> _Stored entries_
-=-=-

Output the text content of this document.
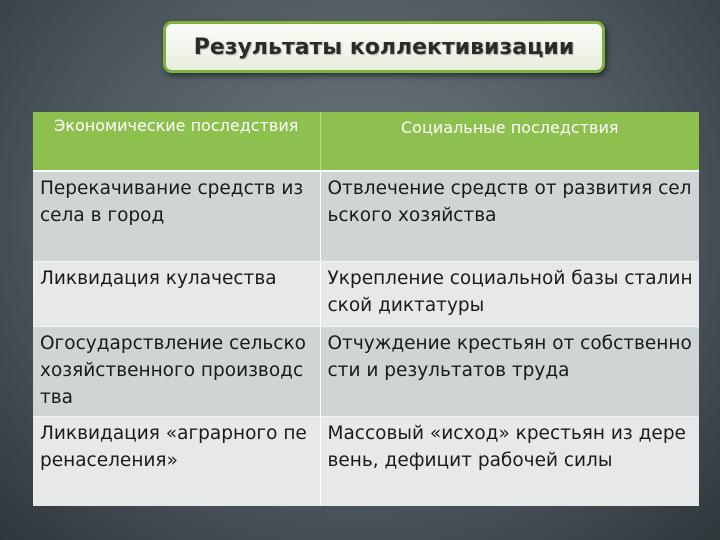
Результаты коллективизации
Экономические последствия	Социальные последствия
Перекачивание средств из села в город	Отвлечение средств от развития сельского хозяйства
Ликвидация кулачества	Укрепление социальной базы сталинской диктатуры
Огосударствление сельскохозяйственного производства	Отчуждение крестьян от собственности и результатов труда
Ликвидация «аграрного перенаселения»	Массовый «исход» крестьян из деревень, дефицит рабочей силы
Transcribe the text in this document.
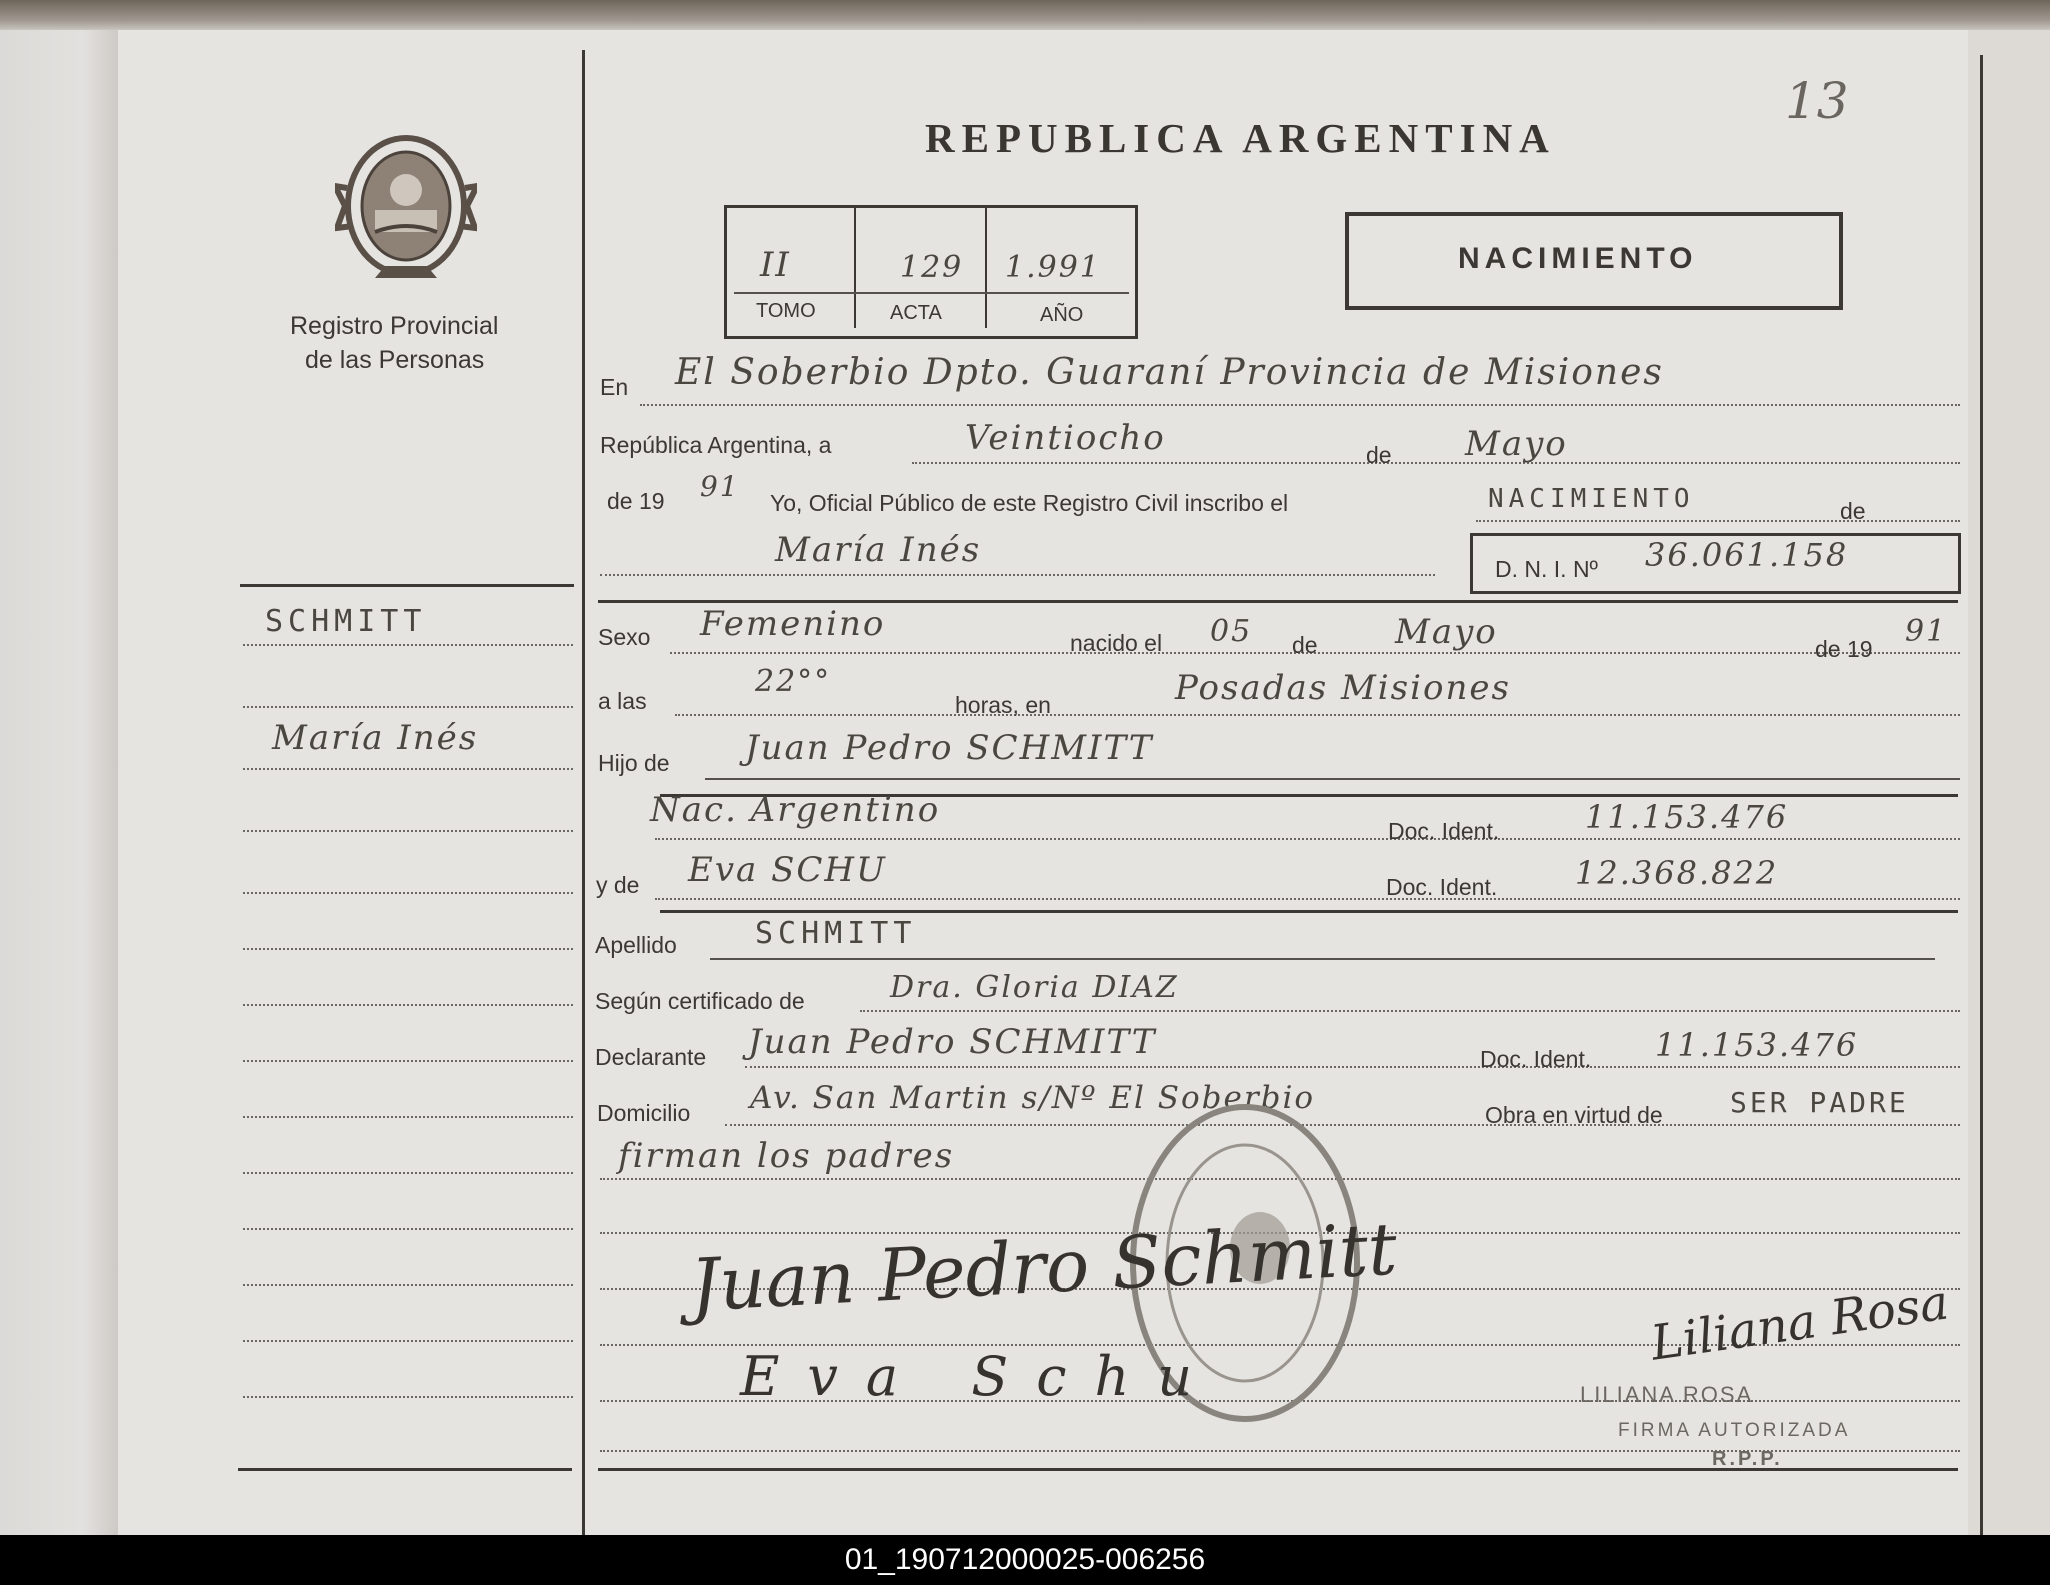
Registro Provincial
de las Personas
REPUBLICA ARGENTINA
13
II	129 1.991
TOMO	ACTA	AÑO
NACIMIENTO
SCHMITT
María Inés
En El Soberbio Dpto. Guaraní Provincia de Misiones
República Argentina, a	Veintiocho	de Mayo
de 19 91 Yo, Oficial Público de este Registro Civil inscribo el	NACIMIENTO	de
María Inés	D. N. I. Nº 36.061.158
Sexo Femenino	nacido el 05 de Mayo	de 19 91
a las
22°°
horas, en	Posadas Misiones
Hijo de Juan Pedro SCHMITT
Nac. Argentino
Doc. Ident.	11.153.476
y de Eva SCHU	Doc. Ident. 12.368.822
Apellido	SCHMITT
Según certificado de	Dra. Gloria DIAZ
Declarante Juan Pedro SCHMITT	Doc. Ident. 11.153.476
Domicilio Av. San Martin s/Nº El Soberbio	Obra en virtud de SER PADRE
firman los padres
Juan Pedro Schmitt
Eva Schu
Liliana Rosa
LILIANA ROSA
FIRMA AUTORIZADA
R.P.P.
01_190712000025-006256
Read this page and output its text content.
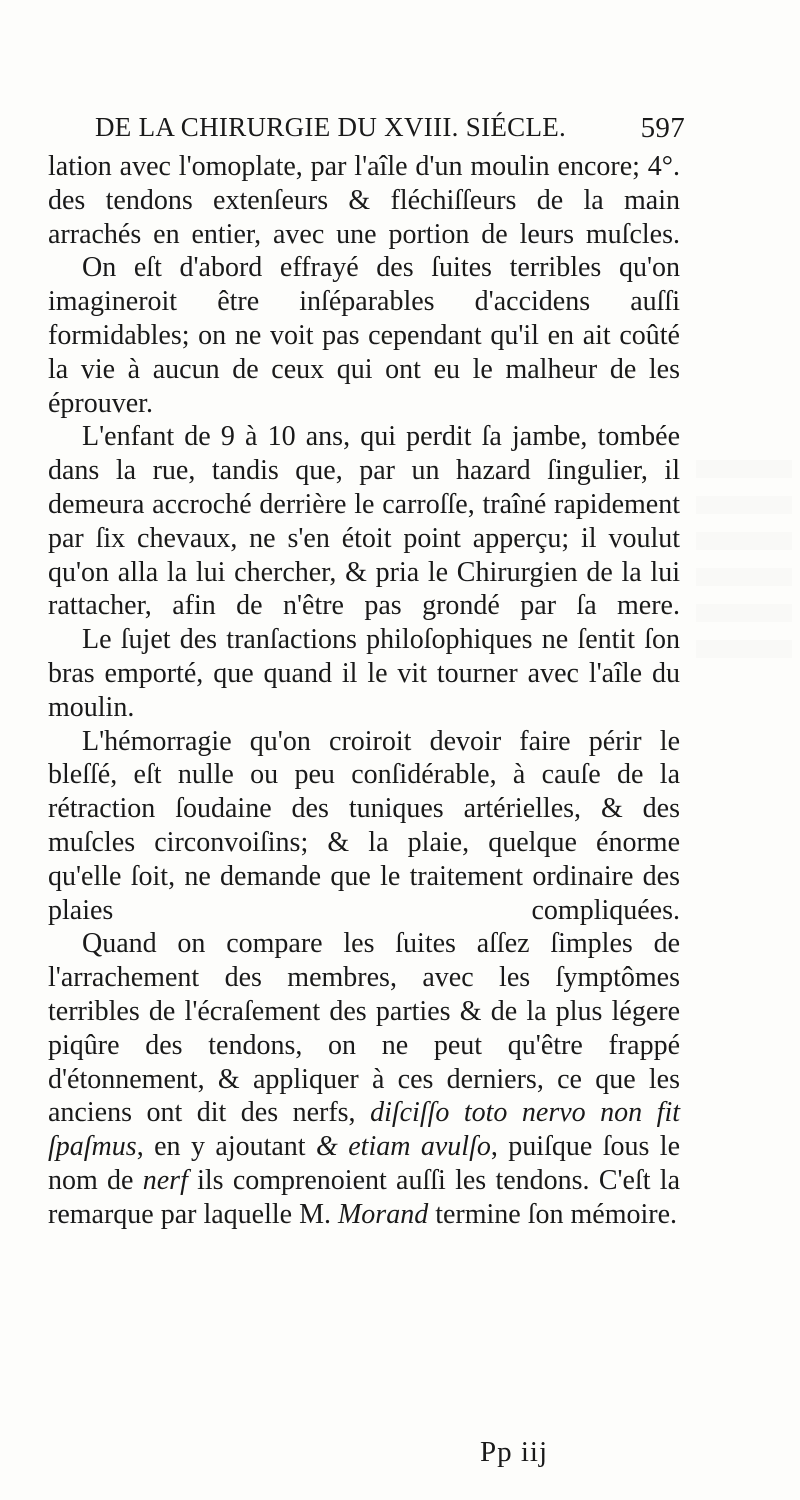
DE LA CHIRURGIE DU XVIII. SIÉCLE.	597

lation avec l'omoplate, par l'aîle d'un moulin encore; 4°. des tendons extenſeurs & fléchiſſeurs de la main arrachés en entier, avec une portion de leurs muſcles.

On eſt d'abord effrayé des ſuites terribles qu'on imagineroit être inſéparables d'accidens auſſi formidables; on ne voit pas cependant qu'il en ait coûté la vie à aucun de ceux qui ont eu le malheur de les éprouver.

L'enfant de 9 à 10 ans, qui perdit ſa jambe, tombée dans la rue, tandis que, par un hazard ſingulier, il demeura accroché derrière le carroſſe, traîné rapidement par ſix chevaux, ne s'en étoit point apperçu; il voulut qu'on alla la lui chercher, & pria le Chirurgien de la lui rattacher, afin de n'être pas grondé par ſa mere.

Le ſujet des tranſactions philoſophiques ne ſentit ſon bras emporté, que quand il le vit tourner avec l'aîle du moulin.

L'hémorragie qu'on croiroit devoir faire périr le bleſſé, eſt nulle ou peu conſidérable, à cauſe de la rétraction ſoudaine des tuniques artérielles, & des muſcles circonvoiſins; & la plaie, quelque énorme qu'elle ſoit, ne demande que le traitement ordinaire des plaies compliquées.

Quand on compare les ſuites aſſez ſimples de l'arrachement des membres, avec les ſymptômes terribles de l'écraſement des parties & de la plus légere piqûre des tendons, on ne peut qu'être frappé d'étonnement, & appliquer à ces derniers, ce que les anciens ont dit des nerfs, diſciſſo toto nervo non fit ſpaſmus, en y ajoutant & etiam avulſo, puiſque ſous le nom de nerf ils comprenoient auſſi les tendons. C'eſt la remarque par laquelle M. Morand termine ſon mémoire.

Pp iij
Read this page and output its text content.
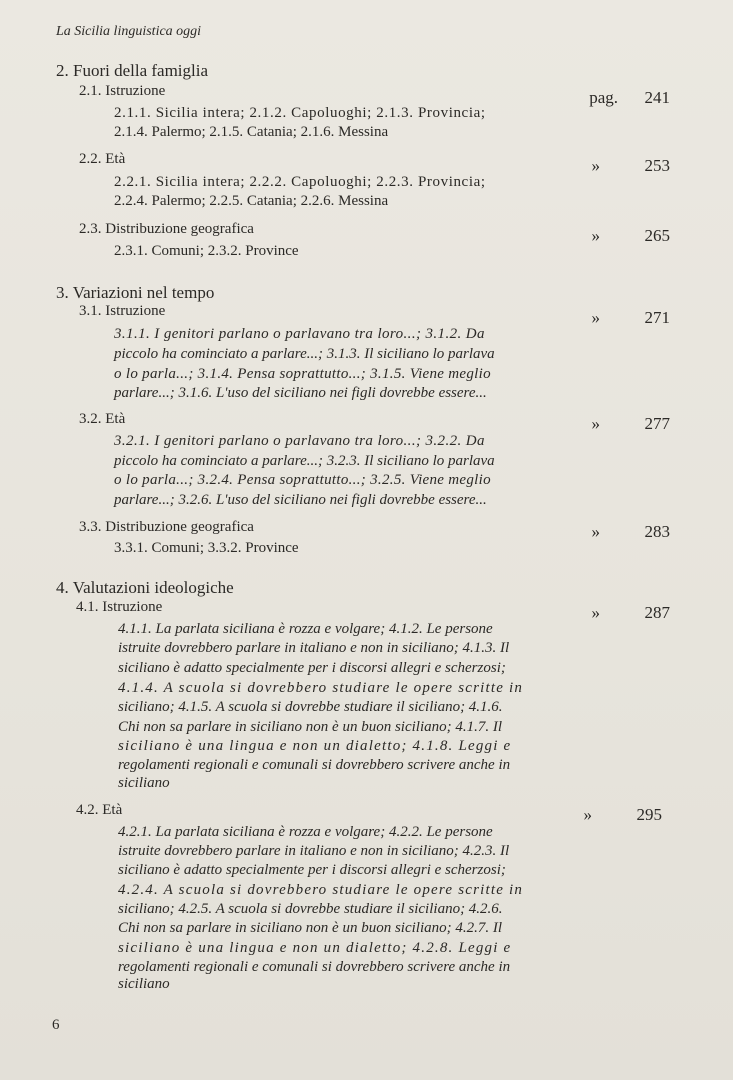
La Sicilia linguistica oggi
2. Fuori della famiglia
2.1. Istruzione	pag. 241
2.1.1. Sicilia intera; 2.1.2. Capoluoghi; 2.1.3. Provincia;
2.1.4. Palermo; 2.1.5. Catania; 2.1.6. Messina
2.2. Età	»	253
2.2.1. Sicilia intera; 2.2.2. Capoluoghi; 2.2.3. Provincia;
2.2.4. Palermo; 2.2.5. Catania; 2.2.6. Messina
2.3. Distribuzione geografica	»	265
2.3.1. Comuni; 2.3.2. Province
3. Variazioni nel tempo
3.1. Istruzione	»	271
3.1.1. I genitori parlano o parlavano tra loro...; 3.1.2. Da
piccolo ha cominciato a parlare...; 3.1.3. Il siciliano lo parlava
o lo parla...; 3.1.4. Pensa soprattutto...; 3.1.5. Viene meglio
parlare...; 3.1.6. L'uso del siciliano nei figli dovrebbe essere...
3.2. Età	»	277
3.2.1. I genitori parlano o parlavano tra loro...; 3.2.2. Da
piccolo ha cominciato a parlare...; 3.2.3. Il siciliano lo parlava
o lo parla...; 3.2.4. Pensa soprattutto...; 3.2.5. Viene meglio
parlare...; 3.2.6. L'uso del siciliano nei figli dovrebbe essere...
3.3. Distribuzione geografica	»	283
3.3.1. Comuni; 3.3.2. Province
4. Valutazioni ideologiche
4.1. Istruzione	»	287
4.1.1. La parlata siciliana è rozza e volgare; 4.1.2. Le persone
istruite dovrebbero parlare in italiano e non in siciliano; 4.1.3. Il
siciliano è adatto specialmente per i discorsi allegri e scherzosi;
4.1.4. A scuola si dovrebbero studiare le opere scritte in
siciliano; 4.1.5. A scuola si dovrebbe studiare il siciliano; 4.1.6.
Chi non sa parlare in siciliano non è un buon siciliano; 4.1.7. Il
siciliano è una lingua e non un dialetto; 4.1.8. Leggi e
regolamenti regionali e comunali si dovrebbero scrivere anche in
siciliano
4.2. Età	»	295
4.2.1. La parlata siciliana è rozza e volgare; 4.2.2. Le persone
istruite dovrebbero parlare in italiano e non in siciliano; 4.2.3. Il
siciliano è adatto specialmente per i discorsi allegri e scherzosi;
4.2.4. A scuola si dovrebbero studiare le opere scritte in
siciliano; 4.2.5. A scuola si dovrebbe studiare il siciliano; 4.2.6.
Chi non sa parlare in siciliano non è un buon siciliano; 4.2.7. Il
siciliano è una lingua e non un dialetto; 4.2.8. Leggi e
regolamenti regionali e comunali si dovrebbero scrivere anche in
siciliano
6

-=-=-

> _Your objective_
Every line should be retyped exactly, with the pictures omitted.

> _Written answer_
Output the text content of this document.
Результаты коллективизации
Экономические последствия	Социальные последствия
Перекачивание средств из села в город	Отвлечение средств от развития сельского хозяйства
Ликвидация кулачества	Укрепление социальной базы сталинской диктатуры
Огосударствление сельскохозяйственного производства	Отчуждение крестьян от собственности и результатов труда
Ликвидация «аграрного перенаселения»	Массовый «исход» крестьян из деревень, дефицит рабочей силы
Transcribe the text in this document.
Registro Provincial
de las Personas
REPUBLICA ARGENTINA
13
II	129 1.991
TOMO	ACTA	AÑO
NACIMIENTO
SCHMITT
María Inés
En El Soberbio Dpto. Guaraní Provincia de Misiones
República Argentina, a	Veintiocho	de Mayo
de 19 91 Yo, Oficial Público de este Registro Civil inscribo el	NACIMIENTO	de
María Inés	D. N. I. Nº 36.061.158
Sexo Femenino	nacido el 05 de Mayo	de 19 91
a las
22°°
horas, en	Posadas Misiones
Hijo de Juan Pedro SCHMITT
Nac. Argentino
Doc. Ident.	11.153.476
y de Eva SCHU	Doc. Ident. 12.368.822
Apellido	SCHMITT
Según certificado de	Dra. Gloria DIAZ
Declarante Juan Pedro SCHMITT	Doc. Ident. 11.153.476
Domicilio Av. San Martin s/Nº El Soberbio	Obra en virtud de SER PADRE
firman los padres
Juan Pedro Schmitt
Eva Schu
Liliana Rosa
LILIANA ROSA
FIRMA AUTORIZADA
R.P.P.
01_190712000025-006256
Read this page and output its text content.
DE LA CHIRURGIE DU XVIII. SIÉCLE.	597

lation avec l'omoplate, par l'aîle d'un moulin encore; 4°. des tendons extenſeurs & fléchiſſeurs de la main arrachés en entier, avec une portion de leurs muſcles.

On eſt d'abord effrayé des ſuites terribles qu'on imagineroit être inſéparables d'accidens auſſi formidables; on ne voit pas cependant qu'il en ait coûté la vie à aucun de ceux qui ont eu le malheur de les éprouver.

L'enfant de 9 à 10 ans, qui perdit ſa jambe, tombée dans la rue, tandis que, par un hazard ſingulier, il demeura accroché derrière le carroſſe, traîné rapidement par ſix chevaux, ne s'en étoit point apperçu; il voulut qu'on alla la lui chercher, & pria le Chirurgien de la lui rattacher, afin de n'être pas grondé par ſa mere.

Le ſujet des tranſactions philoſophiques ne ſentit ſon bras emporté, que quand il le vit tourner avec l'aîle du moulin.

L'hémorragie qu'on croiroit devoir faire périr le bleſſé, eſt nulle ou peu conſidérable, à cauſe de la rétraction ſoudaine des tuniques artérielles, & des muſcles circonvoiſins; & la plaie, quelque énorme qu'elle ſoit, ne demande que le traitement ordinaire des plaies compliquées.

Quand on compare les ſuites aſſez ſimples de l'arrachement des membres, avec les ſymptômes terribles de l'écraſement des parties & de la plus légere piqûre des tendons, on ne peut qu'être frappé d'étonnement, & appliquer à ces derniers, ce que les anciens ont dit des nerfs, diſciſſo toto nervo non fit ſpaſmus, en y ajoutant & etiam avulſo, puiſque ſous le nom de nerf ils comprenoient auſſi les tendons. C'eſt la remarque par laquelle M. Morand termine ſon mémoire.

Pp iij
Read this page and output its text content.
La Sicilia linguistica oggi
2. Fuori della famiglia
2.1. Istruzione	pag. 241
2.1.1. Sicilia intera; 2.1.2. Capoluoghi; 2.1.3. Provincia;
2.1.4. Palermo; 2.1.5. Catania; 2.1.6. Messina
2.2. Età	»	253
2.2.1. Sicilia intera; 2.2.2. Capoluoghi; 2.2.3. Provincia;
2.2.4. Palermo; 2.2.5. Catania; 2.2.6. Messina
2.3. Distribuzione geografica	»	265
2.3.1. Comuni; 2.3.2. Province
3. Variazioni nel tempo
3.1. Istruzione	»	271
3.1.1. I genitori parlano o parlavano tra loro...; 3.1.2. Da
piccolo ha cominciato a parlare...; 3.1.3. Il siciliano lo parlava
o lo parla...; 3.1.4. Pensa soprattutto...; 3.1.5. Viene meglio
parlare...; 3.1.6. L'uso del siciliano nei figli dovrebbe essere...
3.2. Età	»	277
3.2.1. I genitori parlano o parlavano tra loro...; 3.2.2. Da
piccolo ha cominciato a parlare...; 3.2.3. Il siciliano lo parlava
o lo parla...; 3.2.4. Pensa soprattutto...; 3.2.5. Viene meglio
parlare...; 3.2.6. L'uso del siciliano nei figli dovrebbe essere...
3.3. Distribuzione geografica	»	283
3.3.1. Comuni; 3.3.2. Province
4. Valutazioni ideologiche
4.1. Istruzione	»	287
4.1.1. La parlata siciliana è rozza e volgare; 4.1.2. Le persone
istruite dovrebbero parlare in italiano e non in siciliano; 4.1.3. Il
siciliano è adatto specialmente per i discorsi allegri e scherzosi;
4.1.4. A scuola si dovrebbero studiare le opere scritte in
siciliano; 4.1.5. A scuola si dovrebbe studiare il siciliano; 4.1.6.
Chi non sa parlare in siciliano non è un buon siciliano; 4.1.7. Il
siciliano è una lingua e non un dialetto; 4.1.8. Leggi e
regolamenti regionali e comunali si dovrebbero scrivere anche in
siciliano
4.2. Età	»	295
4.2.1. La parlata siciliana è rozza e volgare; 4.2.2. Le persone
istruite dovrebbero parlare in italiano e non in siciliano; 4.2.3. Il
siciliano è adatto specialmente per i discorsi allegri e scherzosi;
4.2.4. A scuola si dovrebbero studiare le opere scritte in
siciliano; 4.2.5. A scuola si dovrebbe studiare il siciliano; 4.2.6.
Chi non sa parlare in siciliano non è un buon siciliano; 4.2.7. Il
siciliano è una lingua e non un dialetto; 4.2.8. Leggi e
regolamenti regionali e comunali si dovrebbero scrivere anche in
siciliano
6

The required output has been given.